Source passage
┌────────

Am 12.03.2009 um 16:20 schrieb John Devereux:
Wolfgang Schuster
writes: Am 12.03.2009 um 15:06 schrieb John Devereux:
Michael Bynum
writes: This has burned me too. It would be nice if the errors were more prominent, perhaps repeated at the end of the output? Mike
While we are on the subject, is it possible to make it "die" when incorrect (non-existent) options are passed to a context command? Is there any way at all of knowing if the option did anything (even by examining the log?)
No, this is not possible and even such a feature would increase the compile time a lot, e.g. I used list with valid names in a earlier version of my letter module and it was 30% slower than the current version and now imagine what happens if you check each key in a assignment list.
OK. It seems strange (coming from a programming background).
If it is only the compile time, then a command line switch might be an option. (But it sounds like it is inherently hard to do, now).

└────────

Objective
Quote the mailing-list exchange about option errors, from "No, this is" through "a assignment list.", inclusive.

Records shown
┌────────

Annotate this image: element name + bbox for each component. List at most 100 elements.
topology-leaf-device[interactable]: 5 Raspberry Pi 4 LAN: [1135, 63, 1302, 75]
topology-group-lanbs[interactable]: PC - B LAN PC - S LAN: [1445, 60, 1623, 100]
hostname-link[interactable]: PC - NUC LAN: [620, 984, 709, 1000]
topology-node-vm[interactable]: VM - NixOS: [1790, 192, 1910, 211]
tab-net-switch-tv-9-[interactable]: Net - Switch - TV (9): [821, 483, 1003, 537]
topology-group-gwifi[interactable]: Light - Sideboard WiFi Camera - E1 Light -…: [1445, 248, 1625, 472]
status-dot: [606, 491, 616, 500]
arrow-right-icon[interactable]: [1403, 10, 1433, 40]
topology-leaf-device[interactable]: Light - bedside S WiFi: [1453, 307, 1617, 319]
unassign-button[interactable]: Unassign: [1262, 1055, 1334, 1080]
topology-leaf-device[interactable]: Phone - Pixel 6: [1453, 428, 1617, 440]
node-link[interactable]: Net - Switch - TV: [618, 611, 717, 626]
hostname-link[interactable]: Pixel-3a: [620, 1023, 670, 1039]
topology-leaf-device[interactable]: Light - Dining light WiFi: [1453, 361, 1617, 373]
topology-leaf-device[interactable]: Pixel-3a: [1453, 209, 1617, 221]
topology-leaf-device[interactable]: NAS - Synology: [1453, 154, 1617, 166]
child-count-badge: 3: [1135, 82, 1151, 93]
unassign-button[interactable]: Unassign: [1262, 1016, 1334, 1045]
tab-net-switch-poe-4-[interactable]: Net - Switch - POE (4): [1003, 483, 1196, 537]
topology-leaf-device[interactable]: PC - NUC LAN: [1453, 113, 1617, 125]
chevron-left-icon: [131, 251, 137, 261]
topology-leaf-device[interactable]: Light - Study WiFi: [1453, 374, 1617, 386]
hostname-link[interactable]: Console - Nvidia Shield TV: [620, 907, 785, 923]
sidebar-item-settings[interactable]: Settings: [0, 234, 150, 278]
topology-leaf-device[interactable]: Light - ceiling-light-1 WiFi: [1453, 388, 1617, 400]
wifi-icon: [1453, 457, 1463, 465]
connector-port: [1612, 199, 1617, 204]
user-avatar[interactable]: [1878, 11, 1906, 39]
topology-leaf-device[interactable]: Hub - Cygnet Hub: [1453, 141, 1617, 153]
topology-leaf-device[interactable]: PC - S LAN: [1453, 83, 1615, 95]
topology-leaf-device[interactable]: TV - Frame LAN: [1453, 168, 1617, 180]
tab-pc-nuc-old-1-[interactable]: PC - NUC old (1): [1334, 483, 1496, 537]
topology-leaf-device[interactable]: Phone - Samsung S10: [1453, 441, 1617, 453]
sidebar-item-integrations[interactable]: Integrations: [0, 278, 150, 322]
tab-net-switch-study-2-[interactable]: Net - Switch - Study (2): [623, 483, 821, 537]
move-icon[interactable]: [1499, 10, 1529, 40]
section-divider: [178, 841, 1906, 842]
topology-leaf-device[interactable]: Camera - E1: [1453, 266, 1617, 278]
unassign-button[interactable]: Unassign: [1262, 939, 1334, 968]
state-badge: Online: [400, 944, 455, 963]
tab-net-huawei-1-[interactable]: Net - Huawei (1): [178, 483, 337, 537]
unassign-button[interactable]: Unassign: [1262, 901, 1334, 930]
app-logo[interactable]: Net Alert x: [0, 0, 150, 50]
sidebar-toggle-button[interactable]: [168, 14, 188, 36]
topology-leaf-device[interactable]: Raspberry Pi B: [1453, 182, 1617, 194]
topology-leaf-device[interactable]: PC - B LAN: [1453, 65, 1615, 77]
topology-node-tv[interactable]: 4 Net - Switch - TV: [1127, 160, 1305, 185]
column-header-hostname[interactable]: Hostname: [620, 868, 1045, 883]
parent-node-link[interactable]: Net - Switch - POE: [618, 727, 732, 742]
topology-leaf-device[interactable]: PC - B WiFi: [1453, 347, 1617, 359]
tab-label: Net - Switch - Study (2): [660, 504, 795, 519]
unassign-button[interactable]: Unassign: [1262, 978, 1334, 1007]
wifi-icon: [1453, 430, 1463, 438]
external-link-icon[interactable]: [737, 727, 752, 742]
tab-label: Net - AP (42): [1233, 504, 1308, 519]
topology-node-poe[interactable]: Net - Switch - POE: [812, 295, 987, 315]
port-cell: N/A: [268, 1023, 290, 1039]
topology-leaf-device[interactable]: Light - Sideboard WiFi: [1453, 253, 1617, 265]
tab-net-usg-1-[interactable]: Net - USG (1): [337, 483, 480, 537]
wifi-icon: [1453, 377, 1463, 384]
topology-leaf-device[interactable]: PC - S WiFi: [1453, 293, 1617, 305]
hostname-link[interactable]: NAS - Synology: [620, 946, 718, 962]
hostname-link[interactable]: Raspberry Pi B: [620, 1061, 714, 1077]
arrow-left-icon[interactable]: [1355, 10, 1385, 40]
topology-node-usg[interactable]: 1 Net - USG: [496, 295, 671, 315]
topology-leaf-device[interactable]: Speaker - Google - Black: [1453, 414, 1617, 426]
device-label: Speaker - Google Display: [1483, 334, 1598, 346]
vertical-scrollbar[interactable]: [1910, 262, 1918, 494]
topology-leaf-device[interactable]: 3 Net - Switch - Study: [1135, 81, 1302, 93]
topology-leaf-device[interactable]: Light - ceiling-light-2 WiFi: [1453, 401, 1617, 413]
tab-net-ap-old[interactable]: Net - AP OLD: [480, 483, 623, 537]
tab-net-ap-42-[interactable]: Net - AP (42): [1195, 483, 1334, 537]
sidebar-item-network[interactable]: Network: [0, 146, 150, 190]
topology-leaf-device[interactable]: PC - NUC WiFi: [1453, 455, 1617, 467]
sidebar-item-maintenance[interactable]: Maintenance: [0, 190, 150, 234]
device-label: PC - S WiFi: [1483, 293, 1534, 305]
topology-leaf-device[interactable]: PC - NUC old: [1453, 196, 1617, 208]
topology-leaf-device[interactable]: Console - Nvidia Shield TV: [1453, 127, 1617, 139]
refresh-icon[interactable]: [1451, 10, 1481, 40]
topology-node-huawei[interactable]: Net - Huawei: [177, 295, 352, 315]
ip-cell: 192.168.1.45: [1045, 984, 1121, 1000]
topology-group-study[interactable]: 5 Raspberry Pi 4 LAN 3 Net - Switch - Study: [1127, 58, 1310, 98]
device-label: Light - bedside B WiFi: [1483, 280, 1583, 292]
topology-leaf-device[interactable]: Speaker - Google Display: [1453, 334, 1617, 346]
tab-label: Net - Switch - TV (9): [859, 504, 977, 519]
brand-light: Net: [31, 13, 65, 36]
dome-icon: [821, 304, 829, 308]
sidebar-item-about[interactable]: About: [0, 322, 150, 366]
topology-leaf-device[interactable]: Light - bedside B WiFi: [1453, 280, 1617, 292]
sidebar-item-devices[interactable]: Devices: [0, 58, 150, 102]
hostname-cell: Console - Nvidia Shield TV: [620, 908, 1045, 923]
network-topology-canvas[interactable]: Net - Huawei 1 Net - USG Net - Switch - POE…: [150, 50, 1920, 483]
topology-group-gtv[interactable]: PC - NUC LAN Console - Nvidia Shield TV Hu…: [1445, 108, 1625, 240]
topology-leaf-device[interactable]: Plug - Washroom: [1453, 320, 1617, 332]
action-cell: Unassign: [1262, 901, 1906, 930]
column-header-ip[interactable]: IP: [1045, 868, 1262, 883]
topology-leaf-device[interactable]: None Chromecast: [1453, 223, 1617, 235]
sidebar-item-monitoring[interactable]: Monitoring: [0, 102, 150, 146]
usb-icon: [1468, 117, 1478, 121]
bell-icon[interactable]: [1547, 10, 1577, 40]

└────────

The output
No, this is not possible and even such a feature would increase the compile time a lot, e.g. I used list with valid names in a earlier version of my letter module and it was 30% slower than the current version and now imagine what happens if you check each key in a assignment list.